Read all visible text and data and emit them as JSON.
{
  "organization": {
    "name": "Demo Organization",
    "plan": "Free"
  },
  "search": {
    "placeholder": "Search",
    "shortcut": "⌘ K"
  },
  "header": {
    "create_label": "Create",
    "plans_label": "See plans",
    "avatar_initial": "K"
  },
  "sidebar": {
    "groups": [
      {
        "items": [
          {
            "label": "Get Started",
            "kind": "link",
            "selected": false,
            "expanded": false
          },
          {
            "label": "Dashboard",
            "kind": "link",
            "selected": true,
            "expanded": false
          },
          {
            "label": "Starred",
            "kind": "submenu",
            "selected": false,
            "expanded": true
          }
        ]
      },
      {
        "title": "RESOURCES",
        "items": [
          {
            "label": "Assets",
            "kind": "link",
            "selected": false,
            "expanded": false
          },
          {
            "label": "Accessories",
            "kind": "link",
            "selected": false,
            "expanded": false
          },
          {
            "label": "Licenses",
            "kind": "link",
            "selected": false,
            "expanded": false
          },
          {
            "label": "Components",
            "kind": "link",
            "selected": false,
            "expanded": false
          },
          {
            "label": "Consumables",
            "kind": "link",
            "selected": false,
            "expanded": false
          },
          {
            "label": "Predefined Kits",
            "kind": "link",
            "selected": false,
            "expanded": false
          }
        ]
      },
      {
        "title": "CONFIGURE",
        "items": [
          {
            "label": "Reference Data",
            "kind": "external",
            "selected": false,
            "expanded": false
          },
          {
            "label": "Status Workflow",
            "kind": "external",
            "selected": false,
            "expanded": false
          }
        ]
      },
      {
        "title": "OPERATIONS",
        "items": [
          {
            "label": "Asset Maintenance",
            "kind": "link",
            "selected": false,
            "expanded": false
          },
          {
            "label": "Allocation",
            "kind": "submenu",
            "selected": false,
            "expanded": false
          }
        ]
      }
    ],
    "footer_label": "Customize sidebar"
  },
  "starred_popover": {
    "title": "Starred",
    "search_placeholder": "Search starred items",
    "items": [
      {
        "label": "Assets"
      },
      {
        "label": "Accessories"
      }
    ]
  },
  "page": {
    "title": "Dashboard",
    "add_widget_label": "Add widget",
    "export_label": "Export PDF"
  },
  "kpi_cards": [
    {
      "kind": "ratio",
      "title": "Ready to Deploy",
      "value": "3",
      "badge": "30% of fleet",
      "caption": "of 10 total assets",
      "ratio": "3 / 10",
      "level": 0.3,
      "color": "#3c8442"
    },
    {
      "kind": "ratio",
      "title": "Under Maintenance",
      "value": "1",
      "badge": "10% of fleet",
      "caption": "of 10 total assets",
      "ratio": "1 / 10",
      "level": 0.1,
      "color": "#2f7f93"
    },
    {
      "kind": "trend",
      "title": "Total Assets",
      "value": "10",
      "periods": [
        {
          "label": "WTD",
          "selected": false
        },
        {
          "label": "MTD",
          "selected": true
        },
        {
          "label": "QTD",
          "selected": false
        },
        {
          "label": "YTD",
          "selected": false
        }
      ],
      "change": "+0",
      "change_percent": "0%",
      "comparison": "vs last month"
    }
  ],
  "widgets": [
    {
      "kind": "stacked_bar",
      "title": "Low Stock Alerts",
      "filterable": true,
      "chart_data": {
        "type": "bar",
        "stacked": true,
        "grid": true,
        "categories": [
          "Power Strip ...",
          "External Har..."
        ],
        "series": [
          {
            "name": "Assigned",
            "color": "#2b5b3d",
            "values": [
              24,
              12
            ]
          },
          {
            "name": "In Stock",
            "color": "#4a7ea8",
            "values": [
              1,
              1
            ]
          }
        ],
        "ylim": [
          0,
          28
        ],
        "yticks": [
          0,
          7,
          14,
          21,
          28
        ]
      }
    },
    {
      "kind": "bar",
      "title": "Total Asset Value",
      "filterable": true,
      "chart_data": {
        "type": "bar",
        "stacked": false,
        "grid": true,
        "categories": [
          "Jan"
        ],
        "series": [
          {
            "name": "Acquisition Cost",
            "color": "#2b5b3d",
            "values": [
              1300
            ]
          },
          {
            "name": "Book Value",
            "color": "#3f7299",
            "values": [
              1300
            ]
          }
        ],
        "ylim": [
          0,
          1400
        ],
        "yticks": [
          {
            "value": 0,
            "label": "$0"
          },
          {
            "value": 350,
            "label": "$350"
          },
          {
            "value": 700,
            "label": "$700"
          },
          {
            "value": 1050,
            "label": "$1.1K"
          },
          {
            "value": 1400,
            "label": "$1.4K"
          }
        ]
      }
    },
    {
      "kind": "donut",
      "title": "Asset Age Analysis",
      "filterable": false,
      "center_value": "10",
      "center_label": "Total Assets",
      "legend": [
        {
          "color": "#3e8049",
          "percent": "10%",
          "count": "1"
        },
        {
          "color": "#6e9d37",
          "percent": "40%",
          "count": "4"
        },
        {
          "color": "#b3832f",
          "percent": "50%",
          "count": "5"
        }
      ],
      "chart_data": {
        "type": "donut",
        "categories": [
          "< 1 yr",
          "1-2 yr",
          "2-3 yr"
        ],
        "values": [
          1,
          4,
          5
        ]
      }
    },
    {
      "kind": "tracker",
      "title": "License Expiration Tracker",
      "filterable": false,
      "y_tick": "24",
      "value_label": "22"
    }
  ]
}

------

= WHAT IS ASKED =
The listing above must be transcribed exactly, line by line.

= WRITTEN RESPONSE =
Read all visible text and data and emit them as JSON.
{
  "organization": {
    "name": "Demo Organization",
    "plan": "Free"
  },
  "search": {
    "placeholder": "Search",
    "shortcut": "⌘ K"
  },
  "header": {
    "create_label": "Create",
    "plans_label": "See plans",
    "avatar_initial": "K"
  },
  "sidebar": {
    "groups": [
      {
        "items": [
          {
            "label": "Get Started",
            "kind": "link",
            "selected": false,
            "expanded": false
          },
          {
            "label": "Dashboard",
            "kind": "link",
            "selected": true,
            "expanded": false
          },
          {
            "label": "Starred",
            "kind": "submenu",
            "selected": false,
            "expanded": true
          }
        ]
      },
      {
        "title": "RESOURCES",
        "items": [
          {
            "label": "Assets",
            "kind": "link",
            "selected": false,
            "expanded": false
          },
          {
            "label": "Accessories",
            "kind": "link",
            "selected": false,
            "expanded": false
          },
          {
            "label": "Licenses",
            "kind": "link",
            "selected": false,
            "expanded": false
          },
          {
            "label": "Components",
            "kind": "link",
            "selected": false,
            "expanded": false
          },
          {
            "label": "Consumables",
            "kind": "link",
            "selected": false,
            "expanded": false
          },
          {
            "label": "Predefined Kits",
            "kind": "link",
            "selected": false,
            "expanded": false
          }
        ]
      },
      {
        "title": "CONFIGURE",
        "items": [
          {
            "label": "Reference Data",
            "kind": "external",
            "selected": false,
            "expanded": false
          },
          {
            "label": "Status Workflow",
            "kind": "external",
            "selected": false,
            "expanded": false
          }
        ]
      },
      {
        "title": "OPERATIONS",
        "items": [
          {
            "label": "Asset Maintenance",
            "kind": "link",
            "selected": false,
            "expanded": false
          },
          {
            "label": "Allocation",
            "kind": "submenu",
            "selected": false,
            "expanded": false
          }
        ]
      }
    ],
    "footer_label": "Customize sidebar"
  },
  "starred_popover": {
    "title": "Starred",
    "search_placeholder": "Search starred items",
    "items": [
      {
        "label": "Assets"
      },
      {
        "label": "Accessories"
      }
    ]
  },
  "page": {
    "title": "Dashboard",
    "add_widget_label": "Add widget",
    "export_label": "Export PDF"
  },
  "kpi_cards": [
    {
      "kind": "ratio",
      "title": "Ready to Deploy",
      "value": "3",
      "badge": "30% of fleet",
      "caption": "of 10 total assets",
      "ratio": "3 / 10",
      "level": 0.3,
      "color": "#3c8442"
    },
    {
      "kind": "ratio",
      "title": "Under Maintenance",
      "value": "1",
      "badge": "10% of fleet",
      "caption": "of 10 total assets",
      "ratio": "1 / 10",
      "level": 0.1,
      "color": "#2f7f93"
    },
    {
      "kind": "trend",
      "title": "Total Assets",
      "value": "10",
      "periods": [
        {
          "label": "WTD",
          "selected": false
        },
        {
          "label": "MTD",
          "selected": true
        },
        {
          "label": "QTD",
          "selected": false
        },
        {
          "label": "YTD",
          "selected": false
        }
      ],
      "change": "+0",
      "change_percent": "0%",
      "comparison": "vs last month"
    }
  ],
  "widgets": [
    {
      "kind": "stacked_bar",
      "title": "Low Stock Alerts",
      "filterable": true,
      "chart_data": {
        "type": "bar",
        "stacked": true,
        "grid": true,
        "categories": [
          "Power Strip ...",
          "External Har..."
        ],
        "series": [
          {
            "name": "Assigned",
            "color": "#2b5b3d",
            "values": [
              24,
              12
            ]
          },
          {
            "name": "In Stock",
            "color": "#4a7ea8",
            "values": [
              1,
              1
            ]
          }
        ],
        "ylim": [
          0,
          28
        ],
        "yticks": [
          0,
          7,
          14,
          21,
          28
        ]
      }
    },
    {
      "kind": "bar",
      "title": "Total Asset Value",
      "filterable": true,
      "chart_data": {
        "type": "bar",
        "stacked": false,
        "grid": true,
        "categories": [
          "Jan"
        ],
        "series": [
          {
            "name": "Acquisition Cost",
            "color": "#2b5b3d",
            "values": [
              1300
            ]
          },
          {
            "name": "Book Value",
            "color": "#3f7299",
            "values": [
              1300
            ]
          }
        ],
        "ylim": [
          0,
          1400
        ],
        "yticks": [
          {
            "value": 0,
            "label": "$0"
          },
          {
            "value": 350,
            "label": "$350"
          },
          {
            "value": 700,
            "label": "$700"
          },
          {
            "value": 1050,
            "label": "$1.1K"
          },
          {
            "value": 1400,
            "label": "$1.4K"
          }
        ]
      }
    },
    {
      "kind": "donut",
      "title": "Asset Age Analysis",
      "filterable": false,
      "center_value": "10",
      "center_label": "Total Assets",
      "legend": [
        {
          "color": "#3e8049",
          "percent": "10%",
          "count": "1"
        },
        {
          "color": "#6e9d37",
          "percent": "40%",
          "count": "4"
        },
        {
          "color": "#b3832f",
          "percent": "50%",
          "count": "5"
        }
      ],
      "chart_data": {
        "type": "donut",
        "categories": [
          "< 1 yr",
          "1-2 yr",
          "2-3 yr"
        ],
        "values": [
          1,
          4,
          5
        ]
      }
    },
    {
      "kind": "tracker",
      "title": "License Expiration Tracker",
      "filterable": false,
      "y_tick": "24",
      "value_label": "22"
    }
  ]
}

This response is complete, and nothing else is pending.